__The problem__
Can you transcribe every record below exactly as it appears?

__Data for this task__
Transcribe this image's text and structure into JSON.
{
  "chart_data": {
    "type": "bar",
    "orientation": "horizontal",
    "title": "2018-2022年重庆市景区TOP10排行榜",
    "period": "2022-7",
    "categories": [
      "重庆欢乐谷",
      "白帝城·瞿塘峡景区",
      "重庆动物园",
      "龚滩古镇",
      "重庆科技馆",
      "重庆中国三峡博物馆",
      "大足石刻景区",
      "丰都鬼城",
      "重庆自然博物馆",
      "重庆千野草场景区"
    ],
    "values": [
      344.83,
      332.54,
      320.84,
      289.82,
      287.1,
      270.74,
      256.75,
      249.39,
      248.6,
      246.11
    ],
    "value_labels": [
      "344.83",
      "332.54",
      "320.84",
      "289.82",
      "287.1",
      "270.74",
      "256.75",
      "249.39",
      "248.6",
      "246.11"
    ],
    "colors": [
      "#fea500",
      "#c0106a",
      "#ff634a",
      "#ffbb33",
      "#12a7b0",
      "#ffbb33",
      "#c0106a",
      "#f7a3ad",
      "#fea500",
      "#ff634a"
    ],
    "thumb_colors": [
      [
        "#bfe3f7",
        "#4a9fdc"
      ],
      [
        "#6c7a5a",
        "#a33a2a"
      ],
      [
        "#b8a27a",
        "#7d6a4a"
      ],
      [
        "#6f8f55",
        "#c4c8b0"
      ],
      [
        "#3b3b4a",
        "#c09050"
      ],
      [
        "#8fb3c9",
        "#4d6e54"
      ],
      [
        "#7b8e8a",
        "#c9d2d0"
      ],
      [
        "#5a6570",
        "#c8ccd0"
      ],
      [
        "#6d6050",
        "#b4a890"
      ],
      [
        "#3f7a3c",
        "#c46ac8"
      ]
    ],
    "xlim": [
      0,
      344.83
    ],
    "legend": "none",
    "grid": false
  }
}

__Output of the exercise__
Transcribe this image's text and structure into JSON.
{
  "chart_data": {
    "type": "bar",
    "orientation": "horizontal",
    "title": "2018-2022年重庆市景区TOP10排行榜",
    "period": "2022-7",
    "categories": [
      "重庆欢乐谷",
      "白帝城·瞿塘峡景区",
      "重庆动物园",
      "龚滩古镇",
      "重庆科技馆",
      "重庆中国三峡博物馆",
      "大足石刻景区",
      "丰都鬼城",
      "重庆自然博物馆",
      "重庆千野草场景区"
    ],
    "values": [
      344.83,
      332.54,
      320.84,
      289.82,
      287.1,
      270.74,
      256.75,
      249.39,
      248.6,
      246.11
    ],
    "value_labels": [
      "344.83",
      "332.54",
      "320.84",
      "289.82",
      "287.1",
      "270.74",
      "256.75",
      "249.39",
      "248.6",
      "246.11"
    ],
    "colors": [
      "#fea500",
      "#c0106a",
      "#ff634a",
      "#ffbb33",
      "#12a7b0",
      "#ffbb33",
      "#c0106a",
      "#f7a3ad",
      "#fea500",
      "#ff634a"
    ],
    "thumb_colors": [
      [
        "#bfe3f7",
        "#4a9fdc"
      ],
      [
        "#6c7a5a",
        "#a33a2a"
      ],
      [
        "#b8a27a",
        "#7d6a4a"
      ],
      [
        "#6f8f55",
        "#c4c8b0"
      ],
      [
        "#3b3b4a",
        "#c09050"
      ],
      [
        "#8fb3c9",
        "#4d6e54"
      ],
      [
        "#7b8e8a",
        "#c9d2d0"
      ],
      [
        "#5a6570",
        "#c8ccd0"
      ],
      [
        "#6d6050",
        "#b4a890"
      ],
      [
        "#3f7a3c",
        "#c46ac8"
      ]
    ],
    "xlim": [
      0,
      344.83
    ],
    "legend": "none",
    "grid": false
  }
}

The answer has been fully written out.